## VOS TÂCHES
[1] Dans l'extrait sur le projet de nouvelle Constitution, de quel délai disposait le Comité d'experts pour remettre ses propositions ?
[2] Reproduisez à l'identique le passage de l'extrait sur le projet de nouvelle Constitution compris entre « Le 31 Mai 2016, le » et « délai d’un mois. », ces deux bornes incluses.

## EXTRAIT DU TEXTE
··········
Le 31 Mai 2016, le Président de la République a mis en place un Comité d’experts chargé de lui faire des propositions sur le projet d’élaboration d’une nouvelle constitution, dans un délai d’un mois.

Le mardi 07 Juin 2016, à la demande du Président de la République, une réunion de concertation avec les partis politiques  membres du Cadre Permanent de Dialogue (CPD)  s’est tenue au Palais présidentiel. Elle avait pour but de  recueillir les avis et contributions  des partis politiques sur ledit projet.

Au cours de cette rencontre, le Président de la République a fait un exposé liminaire sur  la procédure et les grandes lignes du  projet de nouvelle Constitution dont il entend doter la Côte d’Ivoire.
··········
[Données de détection de la mise en page des documents]
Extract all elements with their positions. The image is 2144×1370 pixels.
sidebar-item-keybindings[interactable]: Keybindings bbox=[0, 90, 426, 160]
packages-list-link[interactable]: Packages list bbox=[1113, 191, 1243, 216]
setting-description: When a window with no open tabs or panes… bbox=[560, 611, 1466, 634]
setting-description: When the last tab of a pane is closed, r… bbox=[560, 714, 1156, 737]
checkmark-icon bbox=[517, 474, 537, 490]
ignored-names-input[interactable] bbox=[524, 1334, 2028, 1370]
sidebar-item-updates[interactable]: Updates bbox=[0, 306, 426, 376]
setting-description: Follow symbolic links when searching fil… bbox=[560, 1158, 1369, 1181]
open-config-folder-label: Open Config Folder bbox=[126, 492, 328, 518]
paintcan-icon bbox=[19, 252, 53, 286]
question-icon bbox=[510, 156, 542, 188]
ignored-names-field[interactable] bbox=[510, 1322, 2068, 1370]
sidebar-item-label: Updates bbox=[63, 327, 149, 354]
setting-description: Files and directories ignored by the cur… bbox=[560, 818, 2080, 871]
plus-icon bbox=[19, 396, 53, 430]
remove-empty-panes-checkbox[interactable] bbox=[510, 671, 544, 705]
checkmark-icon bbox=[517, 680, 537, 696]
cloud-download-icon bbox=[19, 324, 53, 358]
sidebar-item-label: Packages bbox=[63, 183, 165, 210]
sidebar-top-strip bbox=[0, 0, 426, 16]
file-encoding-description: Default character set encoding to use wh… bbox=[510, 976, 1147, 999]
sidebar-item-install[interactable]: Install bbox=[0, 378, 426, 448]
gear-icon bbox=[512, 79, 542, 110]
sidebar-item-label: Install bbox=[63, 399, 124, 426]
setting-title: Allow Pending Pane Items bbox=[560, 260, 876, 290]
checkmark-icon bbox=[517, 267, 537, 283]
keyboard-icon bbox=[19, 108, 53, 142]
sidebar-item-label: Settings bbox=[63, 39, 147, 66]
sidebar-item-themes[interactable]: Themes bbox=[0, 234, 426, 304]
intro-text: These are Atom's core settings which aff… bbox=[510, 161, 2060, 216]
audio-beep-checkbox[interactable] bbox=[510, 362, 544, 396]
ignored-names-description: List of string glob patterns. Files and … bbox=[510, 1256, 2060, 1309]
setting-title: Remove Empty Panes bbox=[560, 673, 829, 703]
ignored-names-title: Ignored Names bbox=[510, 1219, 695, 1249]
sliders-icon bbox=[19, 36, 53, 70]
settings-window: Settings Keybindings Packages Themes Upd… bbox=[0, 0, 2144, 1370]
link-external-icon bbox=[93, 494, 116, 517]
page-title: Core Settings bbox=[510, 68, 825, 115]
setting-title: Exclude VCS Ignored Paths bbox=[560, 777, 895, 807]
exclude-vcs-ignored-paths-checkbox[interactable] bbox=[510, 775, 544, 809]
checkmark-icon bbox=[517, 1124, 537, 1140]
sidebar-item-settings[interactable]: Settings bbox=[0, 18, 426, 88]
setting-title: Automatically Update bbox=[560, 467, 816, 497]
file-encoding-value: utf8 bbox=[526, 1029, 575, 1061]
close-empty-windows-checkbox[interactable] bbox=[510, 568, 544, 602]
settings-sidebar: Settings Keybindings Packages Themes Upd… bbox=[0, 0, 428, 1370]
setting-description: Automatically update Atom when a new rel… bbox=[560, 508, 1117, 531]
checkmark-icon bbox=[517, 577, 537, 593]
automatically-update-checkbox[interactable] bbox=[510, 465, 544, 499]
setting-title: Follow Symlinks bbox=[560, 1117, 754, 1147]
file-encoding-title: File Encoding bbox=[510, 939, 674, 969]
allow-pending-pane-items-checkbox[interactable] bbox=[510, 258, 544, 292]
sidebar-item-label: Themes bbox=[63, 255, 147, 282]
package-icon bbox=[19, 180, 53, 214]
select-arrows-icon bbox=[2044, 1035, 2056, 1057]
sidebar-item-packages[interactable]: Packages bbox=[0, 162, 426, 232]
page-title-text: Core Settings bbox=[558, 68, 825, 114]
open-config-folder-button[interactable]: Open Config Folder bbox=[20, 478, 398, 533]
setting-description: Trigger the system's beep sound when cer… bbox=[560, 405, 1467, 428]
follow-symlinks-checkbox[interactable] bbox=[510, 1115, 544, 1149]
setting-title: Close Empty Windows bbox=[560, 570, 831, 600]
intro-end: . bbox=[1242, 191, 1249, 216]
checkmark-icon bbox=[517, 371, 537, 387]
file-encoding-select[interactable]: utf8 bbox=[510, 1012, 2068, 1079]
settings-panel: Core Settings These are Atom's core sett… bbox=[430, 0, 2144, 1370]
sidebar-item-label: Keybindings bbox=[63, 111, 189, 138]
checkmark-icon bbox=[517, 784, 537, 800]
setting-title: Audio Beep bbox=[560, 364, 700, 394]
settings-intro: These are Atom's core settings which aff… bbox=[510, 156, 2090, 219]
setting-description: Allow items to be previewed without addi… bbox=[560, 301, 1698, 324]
··········
## RÉPONSES PAR TÂCHE
[1] D'un mois.

[2]
Le 31 Mai 2016, le Président de la République a mis en place un Comité d’experts chargé de lui faire des propositions sur le projet d’élaboration d’une nouvelle constitution, dans un délai d’un mois.